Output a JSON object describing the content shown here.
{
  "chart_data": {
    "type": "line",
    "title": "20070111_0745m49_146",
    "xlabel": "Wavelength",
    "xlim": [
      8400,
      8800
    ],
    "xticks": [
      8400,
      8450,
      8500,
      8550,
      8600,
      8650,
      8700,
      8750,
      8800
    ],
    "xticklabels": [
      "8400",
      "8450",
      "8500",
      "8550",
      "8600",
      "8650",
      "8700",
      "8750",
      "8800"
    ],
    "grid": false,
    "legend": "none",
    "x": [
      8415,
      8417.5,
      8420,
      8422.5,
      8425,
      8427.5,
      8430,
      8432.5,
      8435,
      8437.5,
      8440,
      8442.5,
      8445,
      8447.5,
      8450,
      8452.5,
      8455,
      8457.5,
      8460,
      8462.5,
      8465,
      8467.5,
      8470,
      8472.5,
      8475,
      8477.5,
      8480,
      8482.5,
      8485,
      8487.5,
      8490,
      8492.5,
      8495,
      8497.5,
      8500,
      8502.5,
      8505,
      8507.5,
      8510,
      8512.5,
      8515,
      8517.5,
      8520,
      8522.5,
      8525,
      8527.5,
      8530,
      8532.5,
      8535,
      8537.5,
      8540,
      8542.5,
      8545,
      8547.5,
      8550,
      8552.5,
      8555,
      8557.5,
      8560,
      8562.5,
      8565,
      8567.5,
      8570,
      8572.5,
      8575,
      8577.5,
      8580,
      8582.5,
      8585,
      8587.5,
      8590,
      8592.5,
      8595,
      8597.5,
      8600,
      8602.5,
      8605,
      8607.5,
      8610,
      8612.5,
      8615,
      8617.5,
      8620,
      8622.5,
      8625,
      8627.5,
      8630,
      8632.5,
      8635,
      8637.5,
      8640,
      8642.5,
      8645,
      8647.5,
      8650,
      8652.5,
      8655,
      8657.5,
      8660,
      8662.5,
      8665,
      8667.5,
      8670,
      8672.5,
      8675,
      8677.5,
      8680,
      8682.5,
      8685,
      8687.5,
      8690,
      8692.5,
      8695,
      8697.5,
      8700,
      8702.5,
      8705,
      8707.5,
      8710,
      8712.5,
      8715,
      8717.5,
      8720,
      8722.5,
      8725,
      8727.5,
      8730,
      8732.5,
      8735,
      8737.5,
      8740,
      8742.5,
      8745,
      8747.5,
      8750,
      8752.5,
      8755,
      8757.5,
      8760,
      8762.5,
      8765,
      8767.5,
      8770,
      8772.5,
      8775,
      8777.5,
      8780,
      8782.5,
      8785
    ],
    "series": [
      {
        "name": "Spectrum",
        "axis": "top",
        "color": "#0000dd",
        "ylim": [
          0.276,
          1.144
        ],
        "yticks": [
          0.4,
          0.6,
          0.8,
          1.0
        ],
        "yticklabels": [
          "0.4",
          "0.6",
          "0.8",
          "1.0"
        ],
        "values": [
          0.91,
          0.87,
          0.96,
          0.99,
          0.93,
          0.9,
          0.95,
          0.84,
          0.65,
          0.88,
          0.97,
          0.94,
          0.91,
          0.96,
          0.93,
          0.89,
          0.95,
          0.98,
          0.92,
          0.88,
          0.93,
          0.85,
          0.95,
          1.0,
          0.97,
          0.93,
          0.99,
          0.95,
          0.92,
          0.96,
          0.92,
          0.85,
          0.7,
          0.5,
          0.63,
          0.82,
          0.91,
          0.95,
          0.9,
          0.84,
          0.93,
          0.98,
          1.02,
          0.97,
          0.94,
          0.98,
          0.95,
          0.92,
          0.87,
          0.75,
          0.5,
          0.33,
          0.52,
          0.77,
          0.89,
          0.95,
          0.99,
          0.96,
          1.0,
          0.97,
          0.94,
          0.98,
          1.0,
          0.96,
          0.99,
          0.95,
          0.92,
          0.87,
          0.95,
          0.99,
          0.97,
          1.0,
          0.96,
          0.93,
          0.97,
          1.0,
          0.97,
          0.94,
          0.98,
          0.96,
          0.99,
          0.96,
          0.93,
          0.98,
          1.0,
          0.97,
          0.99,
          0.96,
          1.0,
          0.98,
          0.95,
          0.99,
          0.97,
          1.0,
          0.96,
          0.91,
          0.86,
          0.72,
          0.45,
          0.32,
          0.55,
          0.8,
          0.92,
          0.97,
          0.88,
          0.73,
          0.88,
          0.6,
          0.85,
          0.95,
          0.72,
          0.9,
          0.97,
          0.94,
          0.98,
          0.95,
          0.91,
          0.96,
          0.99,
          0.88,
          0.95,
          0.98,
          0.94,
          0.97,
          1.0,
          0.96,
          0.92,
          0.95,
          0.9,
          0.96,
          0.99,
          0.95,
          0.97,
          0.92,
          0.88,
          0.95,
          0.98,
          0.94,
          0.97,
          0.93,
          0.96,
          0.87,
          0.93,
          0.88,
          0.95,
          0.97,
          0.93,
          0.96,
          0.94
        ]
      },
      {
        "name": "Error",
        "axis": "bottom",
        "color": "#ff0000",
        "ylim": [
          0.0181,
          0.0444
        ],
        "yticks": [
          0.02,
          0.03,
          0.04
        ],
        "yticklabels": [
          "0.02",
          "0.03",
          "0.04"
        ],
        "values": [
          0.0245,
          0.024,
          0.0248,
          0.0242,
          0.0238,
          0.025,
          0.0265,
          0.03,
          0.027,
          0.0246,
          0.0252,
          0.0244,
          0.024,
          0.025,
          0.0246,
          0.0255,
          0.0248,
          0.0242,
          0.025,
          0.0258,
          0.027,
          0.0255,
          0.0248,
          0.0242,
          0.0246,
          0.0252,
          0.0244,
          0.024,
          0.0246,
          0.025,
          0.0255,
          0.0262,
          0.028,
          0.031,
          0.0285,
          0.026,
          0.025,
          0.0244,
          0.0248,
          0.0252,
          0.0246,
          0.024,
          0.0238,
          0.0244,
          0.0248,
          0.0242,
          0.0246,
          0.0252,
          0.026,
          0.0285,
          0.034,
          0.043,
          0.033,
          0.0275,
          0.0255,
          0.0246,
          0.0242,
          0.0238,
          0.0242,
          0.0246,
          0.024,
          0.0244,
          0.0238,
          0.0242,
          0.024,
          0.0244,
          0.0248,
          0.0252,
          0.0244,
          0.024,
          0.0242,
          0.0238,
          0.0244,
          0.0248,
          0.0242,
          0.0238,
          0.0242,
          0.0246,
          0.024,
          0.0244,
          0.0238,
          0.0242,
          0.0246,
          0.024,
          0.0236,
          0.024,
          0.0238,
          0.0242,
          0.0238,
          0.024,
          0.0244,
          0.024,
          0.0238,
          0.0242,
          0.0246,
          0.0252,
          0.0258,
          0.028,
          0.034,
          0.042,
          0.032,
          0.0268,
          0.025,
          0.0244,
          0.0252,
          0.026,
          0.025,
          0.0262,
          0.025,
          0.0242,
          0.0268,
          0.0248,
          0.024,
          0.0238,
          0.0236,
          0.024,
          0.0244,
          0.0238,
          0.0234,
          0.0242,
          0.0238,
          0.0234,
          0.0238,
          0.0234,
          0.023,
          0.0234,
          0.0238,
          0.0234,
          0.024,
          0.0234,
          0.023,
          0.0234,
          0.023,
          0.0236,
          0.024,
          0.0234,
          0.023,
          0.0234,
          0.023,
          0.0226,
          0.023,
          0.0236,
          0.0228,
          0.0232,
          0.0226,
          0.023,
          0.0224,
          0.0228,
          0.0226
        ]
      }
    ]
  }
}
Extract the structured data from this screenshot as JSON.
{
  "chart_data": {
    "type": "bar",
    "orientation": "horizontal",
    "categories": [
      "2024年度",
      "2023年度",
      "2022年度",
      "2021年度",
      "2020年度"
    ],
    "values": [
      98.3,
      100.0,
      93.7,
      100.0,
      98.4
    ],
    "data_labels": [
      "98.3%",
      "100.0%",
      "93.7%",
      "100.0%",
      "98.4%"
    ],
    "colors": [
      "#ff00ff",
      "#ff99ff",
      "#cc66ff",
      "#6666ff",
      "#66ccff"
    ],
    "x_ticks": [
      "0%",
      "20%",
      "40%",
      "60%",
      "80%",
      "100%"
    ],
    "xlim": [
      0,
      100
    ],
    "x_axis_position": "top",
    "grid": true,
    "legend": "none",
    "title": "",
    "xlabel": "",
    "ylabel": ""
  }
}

^^^^^^^^^^^^^^^^

The required output is the exact sequence of lines from the one containing "Extract the structured" through the end of the listing, both endpoints included.

Extract the structured data from this screenshot as JSON.
{
  "chart_data": {
    "type": "bar",
    "orientation": "horizontal",
    "categories": [
      "2024年度",
      "2023年度",
      "2022年度",
      "2021年度",
      "2020年度"
    ],
    "values": [
      98.3,
      100.0,
      93.7,
      100.0,
      98.4
    ],
    "data_labels": [
      "98.3%",
      "100.0%",
      "93.7%",
      "100.0%",
      "98.4%"
    ],
    "colors": [
      "#ff00ff",
      "#ff99ff",
      "#cc66ff",
      "#6666ff",
      "#66ccff"
    ],
    "x_ticks": [
      "0%",
      "20%",
      "40%",
      "60%",
      "80%",
      "100%"
    ],
    "xlim": [
      0,
      100
    ],
    "x_axis_position": "top",
    "grid": true,
    "legend": "none",
    "title": "",
    "xlabel": "",
    "ylabel": ""
  }
}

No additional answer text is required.